* [Written exercise]:
Return all of the data exactly, with nothing left out but the pictures.

───

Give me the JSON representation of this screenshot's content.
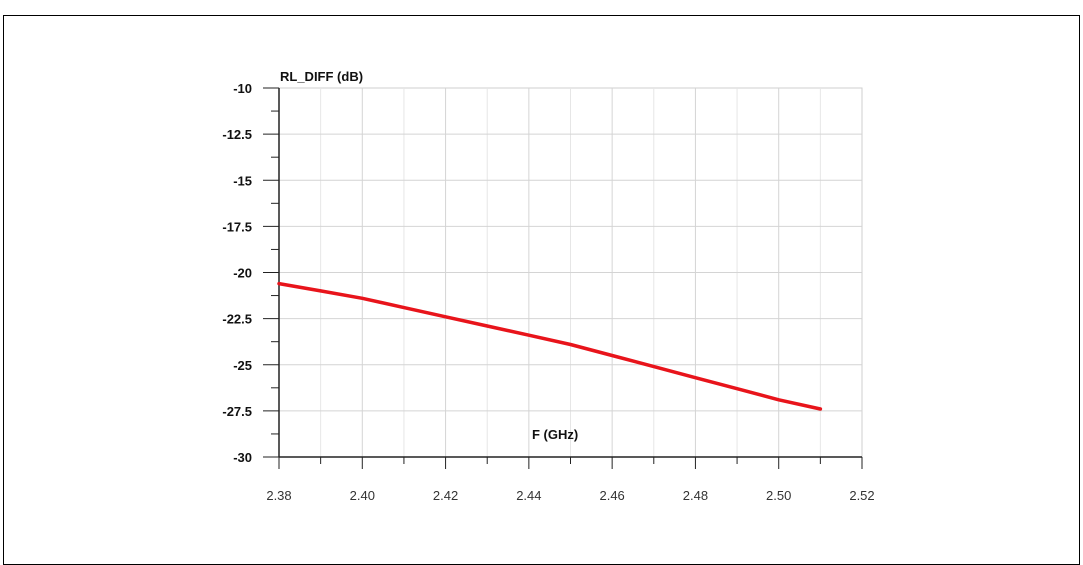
{
  "chart_data": {
    "type": "line",
    "title": "",
    "xlabel": "F (GHz)",
    "ylabel": "RL_DIFF (dB)",
    "xlim": [
      2.38,
      2.52
    ],
    "ylim": [
      -30,
      -10
    ],
    "x_ticks": [
      "2.38",
      "2.40",
      "2.42",
      "2.44",
      "2.46",
      "2.48",
      "2.50",
      "2.52"
    ],
    "y_ticks": [
      "-10",
      "-12.5",
      "-15",
      "-17.5",
      "-20",
      "-22.5",
      "-25",
      "-27.5",
      "-30"
    ],
    "grid": true,
    "series": [
      {
        "color": "#e8141b",
        "x": [
          2.38,
          2.39,
          2.4,
          2.41,
          2.42,
          2.43,
          2.44,
          2.45,
          2.46,
          2.47,
          2.48,
          2.49,
          2.5,
          2.51
        ],
        "y": [
          -20.6,
          -21.0,
          -21.4,
          -21.9,
          -22.4,
          -22.9,
          -23.4,
          -23.9,
          -24.5,
          -25.1,
          -25.7,
          -26.3,
          -26.9,
          -27.4
        ]
      }
    ]
  }
}
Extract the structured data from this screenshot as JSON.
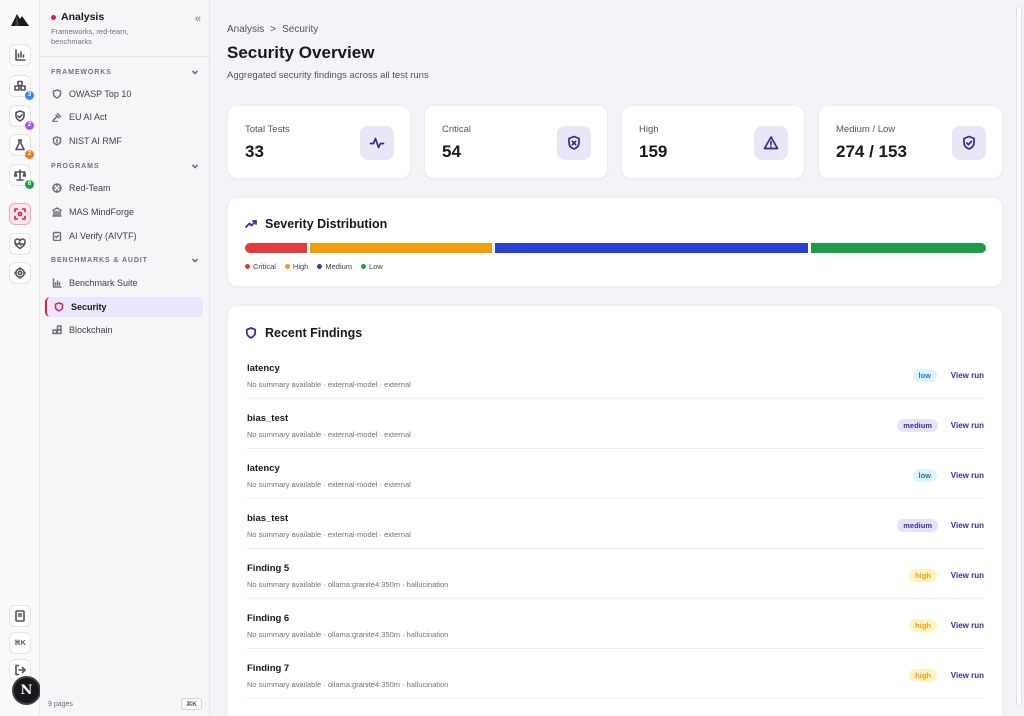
{
  "rail": {
    "badges": {
      "experiments": "3",
      "guard": "2",
      "lab": "2",
      "compliance": "6"
    },
    "avatar": "N",
    "kbd": "⌘K"
  },
  "sidebar": {
    "title": "Analysis",
    "subtitle": "Frameworks, red-team, benchmarks",
    "collapse_icon": "«",
    "sections": {
      "frameworks": "FRAMEWORKS",
      "programs": "PROGRAMS",
      "benchmarks": "BENCHMARKS & AUDIT"
    },
    "items": {
      "owasp": "OWASP Top 10",
      "euai": "EU AI Act",
      "nist": "NIST AI RMF",
      "redteam": "Red-Team",
      "mas": "MAS MindForge",
      "aiverify": "AI Verify (AIVTF)",
      "bench": "Benchmark Suite",
      "security": "Security",
      "blockchain": "Blockchain"
    },
    "footer": {
      "pages": "9 pages",
      "shortcut": "⌘K"
    }
  },
  "main": {
    "breadcrumb": [
      "Analysis",
      ">",
      "Security"
    ],
    "title": "Security Overview",
    "subtitle": "Aggregated security findings across all test runs",
    "stats": [
      {
        "label": "Total Tests",
        "value": "33",
        "icon": "activity-icon"
      },
      {
        "label": "Critical",
        "value": "54",
        "icon": "shield-x-icon"
      },
      {
        "label": "High",
        "value": "159",
        "icon": "alert-triangle-icon"
      },
      {
        "label": "Medium / Low",
        "value": "274 / 153",
        "icon": "shield-check-icon"
      }
    ],
    "severity": {
      "title": "Severity Distribution",
      "colors": {
        "critical": "#e23b3b",
        "high": "#f09e0c",
        "medium": "#2a3fd1",
        "low": "#1e9a48"
      },
      "segments": [
        {
          "key": "critical",
          "label": "Critical",
          "value": 54
        },
        {
          "key": "high",
          "label": "High",
          "value": 159
        },
        {
          "key": "medium",
          "label": "Medium",
          "value": 274
        },
        {
          "key": "low",
          "label": "Low",
          "value": 153
        }
      ]
    },
    "findings": {
      "title": "Recent Findings",
      "view_label": "View run",
      "rows": [
        {
          "name": "latency",
          "summary": "No summary available · external-model · external",
          "severity": "low"
        },
        {
          "name": "bias_test",
          "summary": "No summary available · external-model · external",
          "severity": "medium"
        },
        {
          "name": "latency",
          "summary": "No summary available · external-model · external",
          "severity": "low"
        },
        {
          "name": "bias_test",
          "summary": "No summary available · external-model · external",
          "severity": "medium"
        },
        {
          "name": "Finding 5",
          "summary": "No summary available · ollama:granite4:350m · hallucination",
          "severity": "high"
        },
        {
          "name": "Finding 6",
          "summary": "No summary available · ollama:granite4:350m · hallucination",
          "severity": "high"
        },
        {
          "name": "Finding 7",
          "summary": "No summary available · ollama:granite4:350m · hallucination",
          "severity": "high"
        }
      ]
    }
  }
}
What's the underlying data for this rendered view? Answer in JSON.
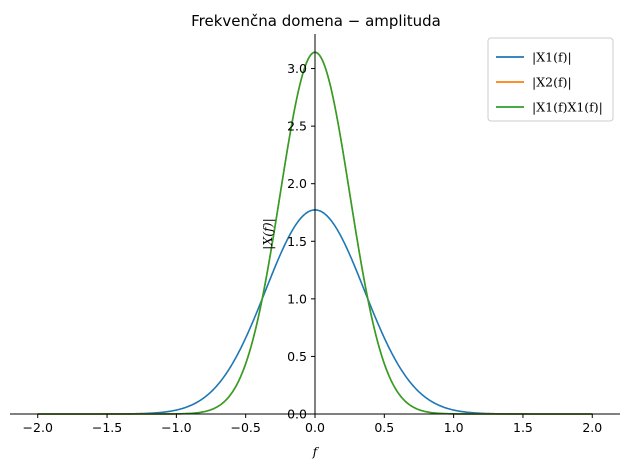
{
  "chart_data": {
    "type": "line",
    "title": "Frekvenčna domena − amplituda",
    "xlabel": "f",
    "ylabel": "|X(f)|",
    "xlim": [
      -2.2,
      2.2
    ],
    "ylim": [
      0.0,
      3.3
    ],
    "x_ticks": [
      "−2.0",
      "−1.5",
      "−1.0",
      "−0.5",
      "0.0",
      "0.5",
      "1.0",
      "1.5",
      "2.0"
    ],
    "y_ticks": [
      "0.0",
      "0.5",
      "1.0",
      "1.5",
      "2.0",
      "2.5",
      "3.0"
    ],
    "grid": false,
    "legend_position": "top-right",
    "x_range": [
      -2.0,
      2.0
    ],
    "series": [
      {
        "name": "|X1(f)|",
        "color": "#1f77b4",
        "peak": 1.7725,
        "gaussian_width": 0.2533
      },
      {
        "name": "|X2(f)|",
        "color": "#ff7f0e",
        "peak": 3.1416,
        "gaussian_width": 0.1267
      },
      {
        "name": "|X1(f)X1(f)|",
        "color": "#2ca02c",
        "peak": 3.1416,
        "gaussian_width": 0.1267
      }
    ]
  }
}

───

* [The reply]:
Give me the JSON representation of this screenshot's content.
{
  "chart_data": {
    "type": "line",
    "title": "",
    "xlabel": "F (GHz)",
    "ylabel": "RL_DIFF (dB)",
    "xlim": [
      2.38,
      2.52
    ],
    "ylim": [
      -30,
      -10
    ],
    "x_ticks": [
      "2.38",
      "2.40",
      "2.42",
      "2.44",
      "2.46",
      "2.48",
      "2.50",
      "2.52"
    ],
    "y_ticks": [
      "-10",
      "-12.5",
      "-15",
      "-17.5",
      "-20",
      "-22.5",
      "-25",
      "-27.5",
      "-30"
    ],
    "grid": true,
    "series": [
      {
        "color": "#e8141b",
        "x": [
          2.38,
          2.39,
          2.4,
          2.41,
          2.42,
          2.43,
          2.44,
          2.45,
          2.46,
          2.47,
          2.48,
          2.49,
          2.5,
          2.51
        ],
        "y": [
          -20.6,
          -21.0,
          -21.4,
          -21.9,
          -22.4,
          -22.9,
          -23.4,
          -23.9,
          -24.5,
          -25.1,
          -25.7,
          -26.3,
          -26.9,
          -27.4
        ]
      }
    ]
  }
}
Extract the structured data from this screenshot as JSON.
{
  "rail": {
    "badges": {
      "experiments": "3",
      "guard": "2",
      "lab": "2",
      "compliance": "6"
    },
    "avatar": "N",
    "kbd": "⌘K"
  },
  "sidebar": {
    "title": "Analysis",
    "subtitle": "Frameworks, red-team, benchmarks",
    "collapse_icon": "«",
    "sections": {
      "frameworks": "FRAMEWORKS",
      "programs": "PROGRAMS",
      "benchmarks": "BENCHMARKS & AUDIT"
    },
    "items": {
      "owasp": "OWASP Top 10",
      "euai": "EU AI Act",
      "nist": "NIST AI RMF",
      "redteam": "Red-Team",
      "mas": "MAS MindForge",
      "aiverify": "AI Verify (AIVTF)",
      "bench": "Benchmark Suite",
      "security": "Security",
      "blockchain": "Blockchain"
    },
    "footer": {
      "pages": "9 pages",
      "shortcut": "⌘K"
    }
  },
  "main": {
    "breadcrumb": [
      "Analysis",
      ">",
      "Security"
    ],
    "title": "Security Overview",
    "subtitle": "Aggregated security findings across all test runs",
    "stats": [
      {
        "label": "Total Tests",
        "value": "33",
        "icon": "activity-icon"
      },
      {
        "label": "Critical",
        "value": "54",
        "icon": "shield-x-icon"
      },
      {
        "label": "High",
        "value": "159",
        "icon": "alert-triangle-icon"
      },
      {
        "label": "Medium / Low",
        "value": "274 / 153",
        "icon": "shield-check-icon"
      }
    ],
    "severity": {
      "title": "Severity Distribution",
      "colors": {
        "critical": "#e23b3b",
        "high": "#f09e0c",
        "medium": "#2a3fd1",
        "low": "#1e9a48"
      },
      "segments": [
        {
          "key": "critical",
          "label": "Critical",
          "value": 54
        },
        {
          "key": "high",
          "label": "High",
          "value": 159
        },
        {
          "key": "medium",
          "label": "Medium",
          "value": 274
        },
        {
          "key": "low",
          "label": "Low",
          "value": 153
        }
      ]
    },
    "findings": {
      "title": "Recent Findings",
      "view_label": "View run",
      "rows": [
        {
          "name": "latency",
          "summary": "No summary available · external-model · external",
          "severity": "low"
        },
        {
          "name": "bias_test",
          "summary": "No summary available · external-model · external",
          "severity": "medium"
        },
        {
          "name": "latency",
          "summary": "No summary available · external-model · external",
          "severity": "low"
        },
        {
          "name": "bias_test",
          "summary": "No summary available · external-model · external",
          "severity": "medium"
        },
        {
          "name": "Finding 5",
          "summary": "No summary available · ollama:granite4:350m · hallucination",
          "severity": "high"
        },
        {
          "name": "Finding 6",
          "summary": "No summary available · ollama:granite4:350m · hallucination",
          "severity": "high"
        },
        {
          "name": "Finding 7",
          "summary": "No summary available · ollama:granite4:350m · hallucination",
          "severity": "high"
        }
      ]
    }
  }
}
What's the underlying data for this rendered view? Answer in JSON.
{
  "chart_data": {
    "type": "line",
    "title": "Frekvenčna domena − amplituda",
    "xlabel": "f",
    "ylabel": "|X(f)|",
    "xlim": [
      -2.2,
      2.2
    ],
    "ylim": [
      0.0,
      3.3
    ],
    "x_ticks": [
      "−2.0",
      "−1.5",
      "−1.0",
      "−0.5",
      "0.0",
      "0.5",
      "1.0",
      "1.5",
      "2.0"
    ],
    "y_ticks": [
      "0.0",
      "0.5",
      "1.0",
      "1.5",
      "2.0",
      "2.5",
      "3.0"
    ],
    "grid": false,
    "legend_position": "top-right",
    "x_range": [
      -2.0,
      2.0
    ],
    "series": [
      {
        "name": "|X1(f)|",
        "color": "#1f77b4",
        "peak": 1.7725,
        "gaussian_width": 0.2533
      },
      {
        "name": "|X2(f)|",
        "color": "#ff7f0e",
        "peak": 3.1416,
        "gaussian_width": 0.1267
      },
      {
        "name": "|X1(f)X1(f)|",
        "color": "#2ca02c",
        "peak": 3.1416,
        "gaussian_width": 0.1267
      }
    ]
  }
}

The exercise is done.